**Work to be completed**
Check every line of the entries below for the word "shops", and copy the ones that have it.

(Saved entries)

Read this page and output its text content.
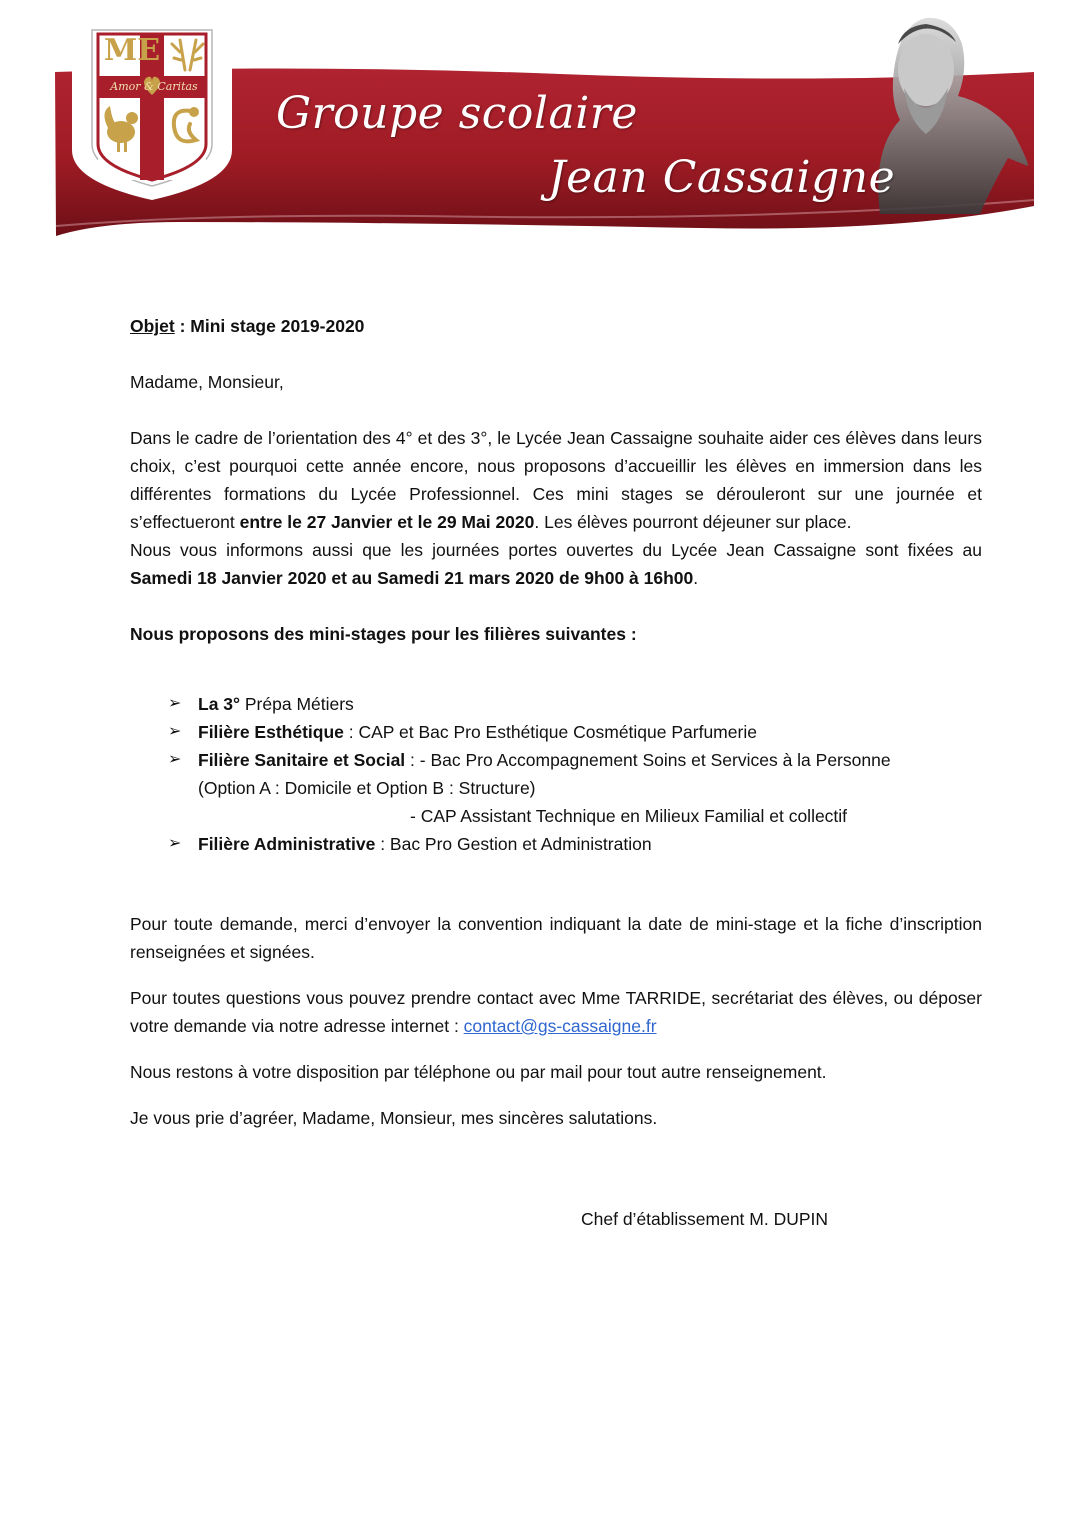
ME
Amor & Caritas
Groupe scolaire
Jean Cassaigne

Objet : Mini stage 2019-2020

Madame, Monsieur,

Dans le cadre de l’orientation des 4° et des 3°, le Lycée Jean Cassaigne souhaite aider ces élèves dans leurs choix, c’est pourquoi cette année encore, nous proposons d’accueillir les élèves en immersion dans les différentes formations du Lycée Professionnel. Ces mini stages se dérouleront sur une journée et s’effectueront entre le 27 Janvier et le 29 Mai 2020. Les élèves pourront déjeuner sur place.

Nous vous informons aussi que les journées portes ouvertes du Lycée Jean Cassaigne sont fixées au Samedi 18 Janvier 2020 et au Samedi 21 mars 2020 de 9h00 à 16h00.

Nous proposons des mini-stages pour les filières suivantes :

➢ La 3° Prépa Métiers
➢ Filière Esthétique : CAP et Bac Pro Esthétique Cosmétique Parfumerie
➢ Filière Sanitaire et Social : - Bac Pro Accompagnement Soins et Services à la Personne
(Option A : Domicile et Option B : Structure)
- CAP Assistant Technique en Milieux Familial et collectif
➢ Filière Administrative : Bac Pro Gestion et Administration

Pour toute demande, merci d’envoyer la convention indiquant la date de mini-stage et la fiche d’inscription renseignées et signées.

Pour toutes questions vous pouvez prendre contact avec Mme TARRIDE, secrétariat des élèves, ou déposer votre demande via notre adresse internet : contact@gs-cassaigne.fr

Nous restons à votre disposition par téléphone ou par mail pour tout autre renseignement.

Je vous prie d’agréer, Madame, Monsieur, mes sincères salutations.

Chef d’établissement M. DUPIN
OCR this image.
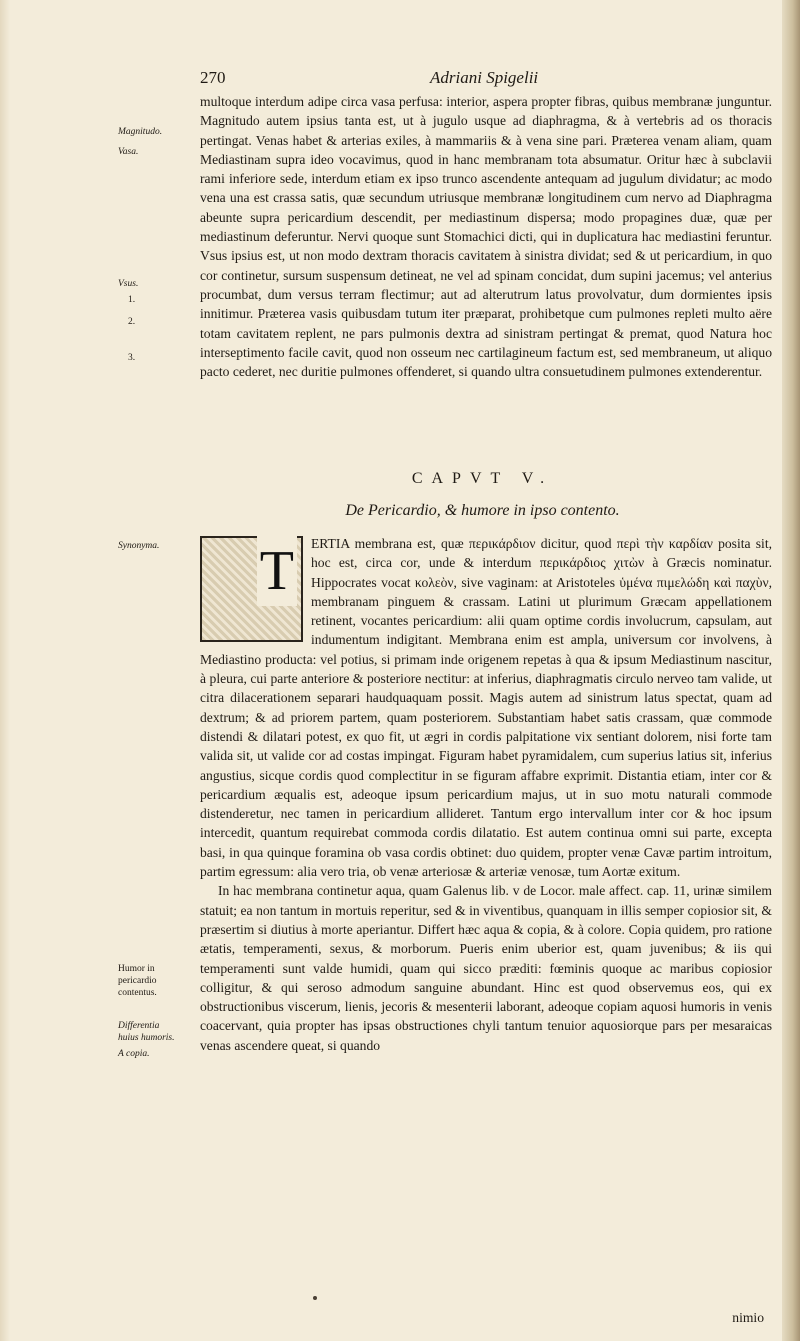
270	Adriani Spigelii
Magnitudo.
Vasa.
Vsus.
1.
2.
3.
Synonyma.
Humor in pericardio contentus.
Differentia huius humoris.
A copia.

multoque interdum adipe circa vasa perfusa: interior, aspera propter fibras, quibus membranæ junguntur. Magnitudo autem ipsius tanta est, ut à jugulo usque ad diaphragma, & à vertebris ad os thoracis pertingat. Venas habet & arterias exiles, à mammariis & à vena sine pari. Præterea venam aliam, quam Mediastinam supra ideo vocavimus, quod in hanc membranam tota absumatur. Oritur hæc à subclavii rami inferiore sede, interdum etiam ex ipso trunco ascendente antequam ad jugulum dividatur; ac modo vena una est crassa satis, quæ secundum utriusque membranæ longitudinem cum nervo ad Diaphragma abeunte supra pericardium descendit, per mediastinum dispersa; modo propagines duæ, quæ per mediastinum deferuntur. Nervi quoque sunt Stomachici dicti, qui in duplicatura hac mediastini feruntur. Vsus ipsius est, ut non modo dextram thoracis cavitatem à sinistra dividat; sed & ut pericardium, in quo cor continetur, sursum suspensum detineat, ne vel ad spinam concidat, dum supini jacemus; vel anterius procumbat, dum versus terram flectimur; aut ad alterutrum latus provolvatur, dum dormientes ipsis innitimur. Præterea vasis quibusdam tutum iter præparat, prohibetque cum pulmones repleti multo aëre totam cavitatem replent, ne pars pulmonis dextra ad sinistram pertingat & premat, quod Natura hoc interseptimento facile cavit, quod non osseum nec cartilagineum factum est, sed membraneum, ut aliquo pacto cederet, nec duritie pulmones offenderet, si quando ultra consuetudinem pulmones extenderentur.

CAPVT V.
De Pericardio, & humore in ipso contento.
T	ERTIA membrana est, quæ περικάρδιον dicitur, quod περὶ τὴν καρδίαν posita sit, hoc est, circa cor, unde & interdum περικάρδιος χιτὼν à Græcis nominatur. Hippocrates vocat κολεὸν, sive vaginam: at Aristoteles ὑμένα πιμελώδη καὶ παχὺν, membranam pinguem & crassam. Latini ut plurimum Græcam appellationem retinent, vocantes pericardium: alii quam optime cordis involucrum, capsulam, aut indumentum indigitant. Membrana enim est ampla, universum cor involvens, à Mediastino producta: vel potius, si primam inde origenem repetas à qua & ipsum Mediastinum nascitur, à pleura, cui parte anteriore & posteriore nectitur: at inferius, diaphragmatis circulo nerveo tam valide, ut citra dilacerationem separari haudquaquam possit. Magis autem ad sinistrum latus spectat, quam ad dextrum; & ad priorem partem, quam posteriorem. Substantiam habet satis crassam, quæ commode distendi & dilatari potest, ex quo fit, ut ægri in cordis palpitatione vix sentiant dolorem, nisi forte tam valida sit, ut valide cor ad costas impingat. Figuram habet pyramidalem, cum superius latius sit, inferius angustius, sicque cordis quod complectitur in se figuram affabre exprimit. Distantia etiam, inter cor & pericardium æqualis est, adeoque ipsum pericardium majus, ut in suo motu naturali commode distenderetur, nec tamen in pericardium allideret. Tantum ergo intervallum inter cor & hoc ipsum intercedit, quantum requirebat commoda cordis dilatatio. Est autem continua omni sui parte, excepta basi, in qua quinque foramina ob vasa cordis obtinet: duo quidem, propter venæ Cavæ partim introitum, partim egressum: alia vero tria, ob venæ arteriosæ & arteriæ venosæ, tum Aortæ exitum.

In hac membrana continetur aqua, quam Galenus lib. v de Locor. male affect. cap. 11, urinæ similem statuit; ea non tantum in mortuis reperitur, sed & in viventibus, quanquam in illis semper copiosior sit, & præsertim si diutius à morte aperiantur. Differt hæc aqua & copia, & à colore. Copia quidem, pro ratione ætatis, temperamenti, sexus, & morborum. Pueris enim uberior est, quam juvenibus; & iis qui temperamenti sunt valde humidi, quam qui sicco præditi: fœminis quoque ac maribus copiosior colligitur, & qui seroso admodum sanguine abundant. Hinc est quod observemus eos, qui ex obstructionibus viscerum, lienis, jecoris & mesenterii laborant, adeoque copiam aquosi humoris in venis coacervant, quia propter has ipsas obstructiones chyli tantum tenuior aquosiorque pars per mesaraicas venas ascendere queat, si quando

nimio
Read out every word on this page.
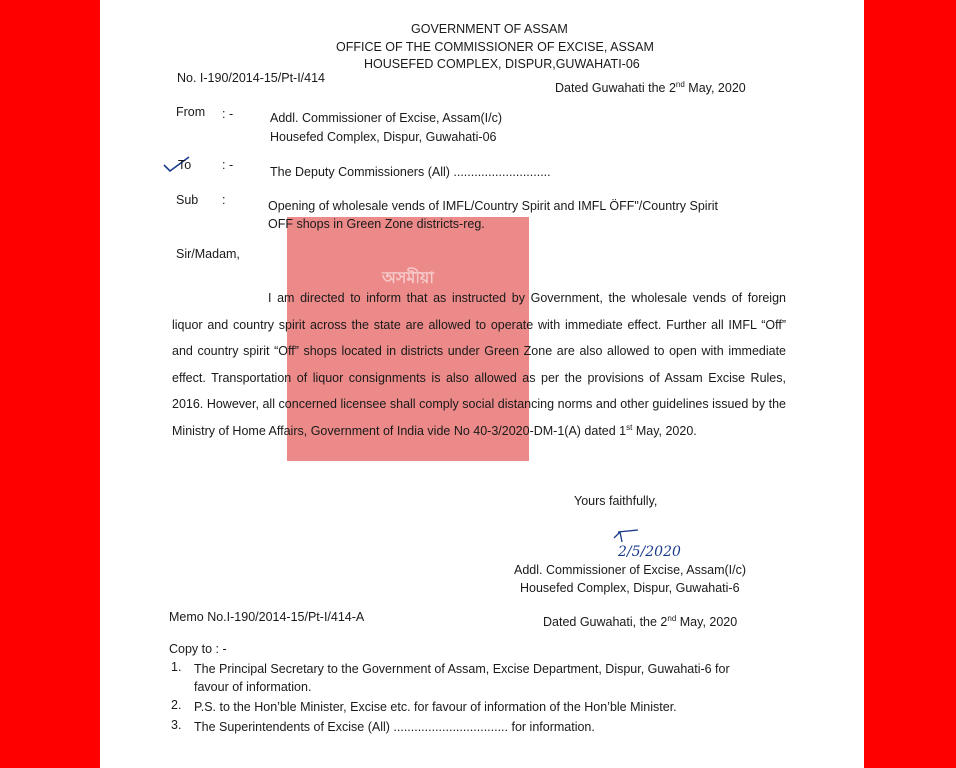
অসমীয়া
GOVERNMENT OF ASSAM
OFFICE OF THE COMMISSIONER OF EXCISE, ASSAM
HOUSEFED COMPLEX, DISPUR,GUWAHATI-06
No. I-190/2014-15/Pt-I/414
Dated Guwahati the 2nd May, 2020
From : -	Addl. Commissioner of Excise, Assam(I/c)
Housefed Complex, Dispur, Guwahati-06
To : -	The Deputy Commissioners (All) ............................
Sub :	Opening of wholesale vends of IMFL/Country Spirit and IMFL ÖFF"/Country Spirit
OFF shops in Green Zone districts-reg.
Sir/Madam,
I am directed to inform that as instructed by Government, the wholesale vends of foreign liquor and country spirit across the state are allowed to operate with immediate effect. Further all IMFL “Off” and country spirit “Off” shops located in districts under Green Zone are also allowed to open with immediate effect. Transportation of liquor consignments is also allowed as per the provisions of Assam Excise Rules, 2016. However, all concerned licensee shall comply social distancing norms and other guidelines issued by the Ministry of Home Affairs, Government of India vide No 40-3/2020-DM-1(A) dated 1st May, 2020.
Yours faithfully,
2/5/2020
Addl. Commissioner of Excise, Assam(I/c)
Housefed Complex, Dispur, Guwahati-6
Memo No.I-190/2014-15/Pt-I/414-A	Dated Guwahati, the 2nd May, 2020
Copy to : -
1. The Principal Secretary to the Government of Assam, Excise Department, Dispur, Guwahati-6 for
favour of information.
2. P.S. to the Hon’ble Minister, Excise etc. for favour of information of the Hon’ble Minister.
3. The Superintendents of Excise (All) ................................. for information.
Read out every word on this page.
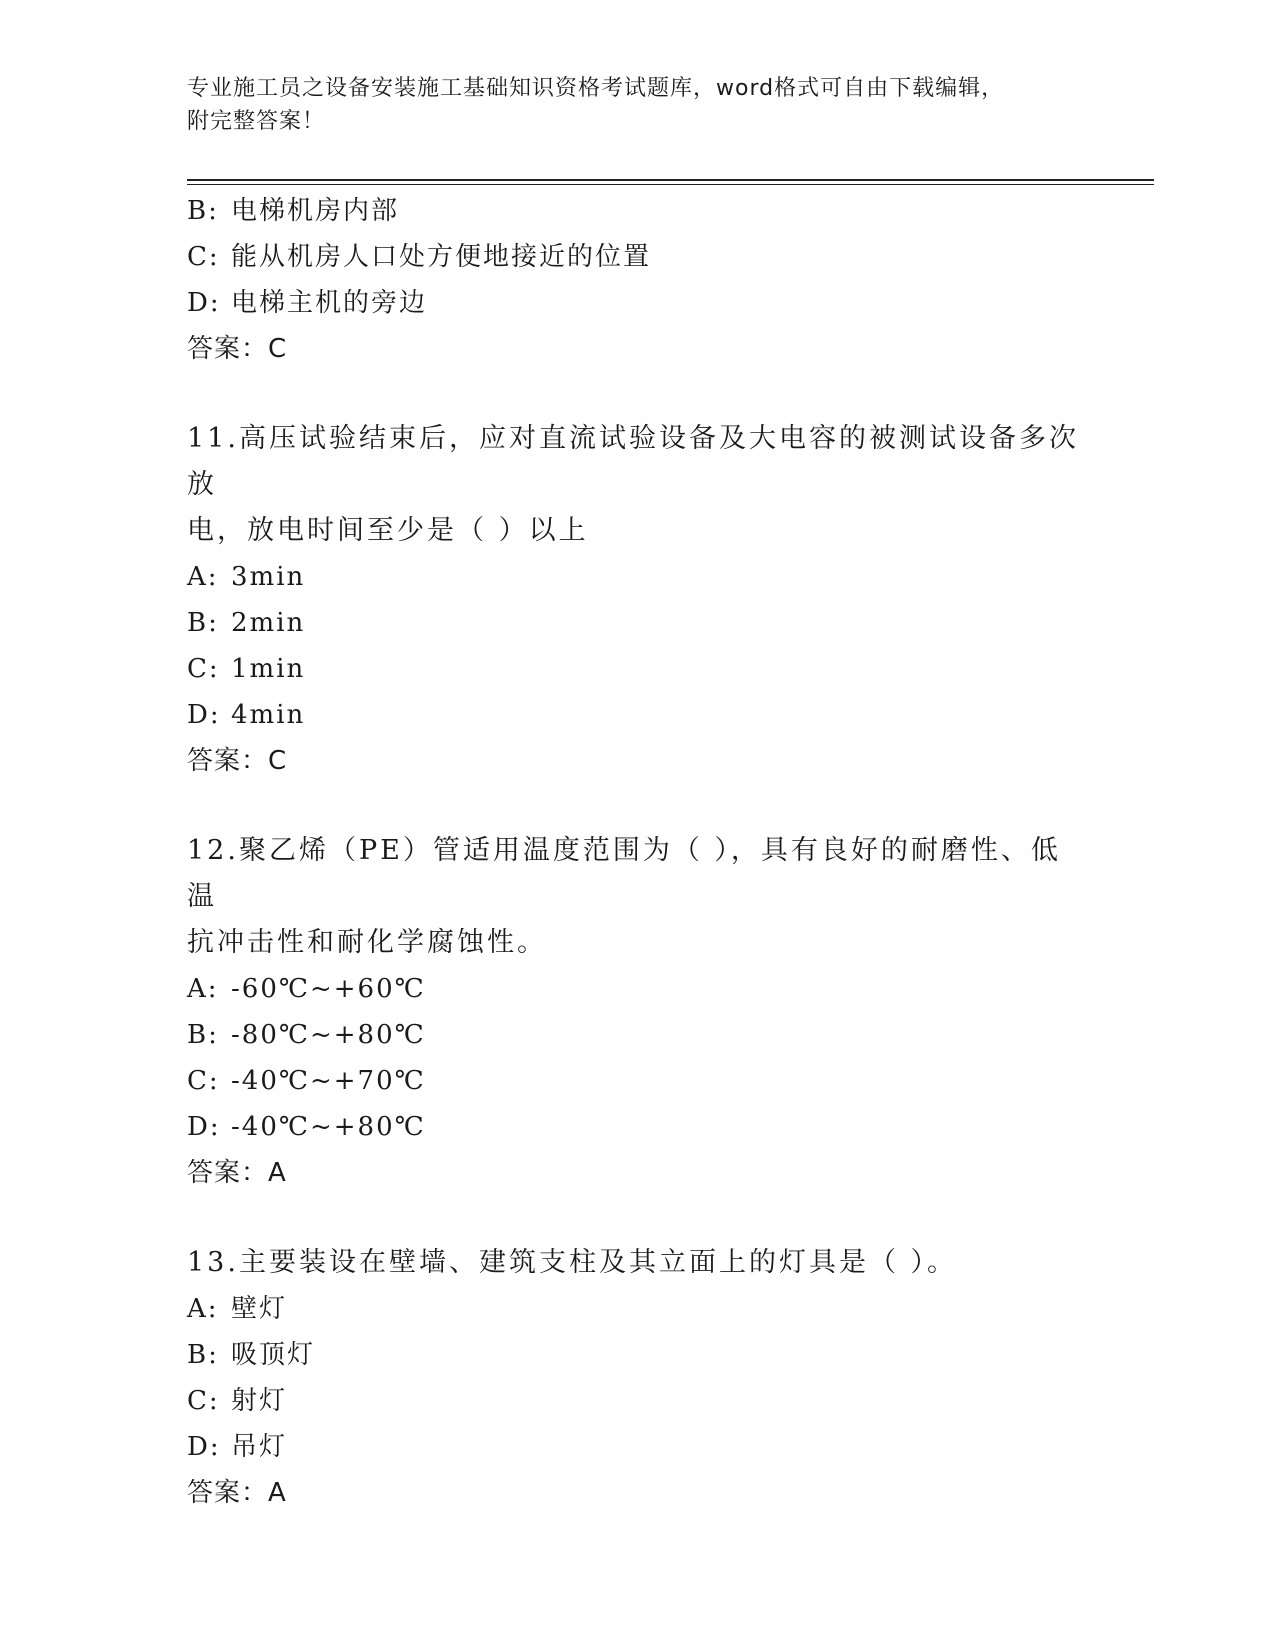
专业施工员之设备安装施工基础知识资格考试题库，word格式可自由下载编辑，
附完整答案！
B: 电梯机房内部
C: 能从机房人口处方便地接近的位置
D: 电梯主机的旁边
答案：C
11.高压试验结束后，应对直流试验设备及大电容的被测试设备多次放
电，放电时间至少是（ ）以上
A: 3min
B: 2min
C: 1min
D: 4min
答案：C
12.聚乙烯（PE）管适用温度范围为（ ），具有良好的耐磨性、低温
抗冲击性和耐化学腐蚀性。
A: -60℃~+60℃
B: -80℃~+80℃
C: -40℃~+70℃
D: -40℃~+80℃
答案：A
13.主要装设在壁墙、建筑支柱及其立面上的灯具是（ ）。
A: 壁灯
B: 吸顶灯
C: 射灯
D: 吊灯
答案：A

**Result for this exercise**
OFF shops in Green Zone districts-reg.
I am directed to inform that as instructed by Government, the wholesale vends of foreign liquor and country spirit across the state are allowed to operate with immediate effect. Further all IMFL “Off” and country spirit “Off” shops located in districts under Green Zone are also allowed to open with immediate effect. Transportation of liquor consignments is also allowed as per the provisions of Assam Excise Rules, 2016. However, all concerned licensee shall comply social distancing norms and other guidelines issued by the Ministry of Home Affairs, Government of India vide No 40-3/2020-DM-1(A) dated 1st May, 2020.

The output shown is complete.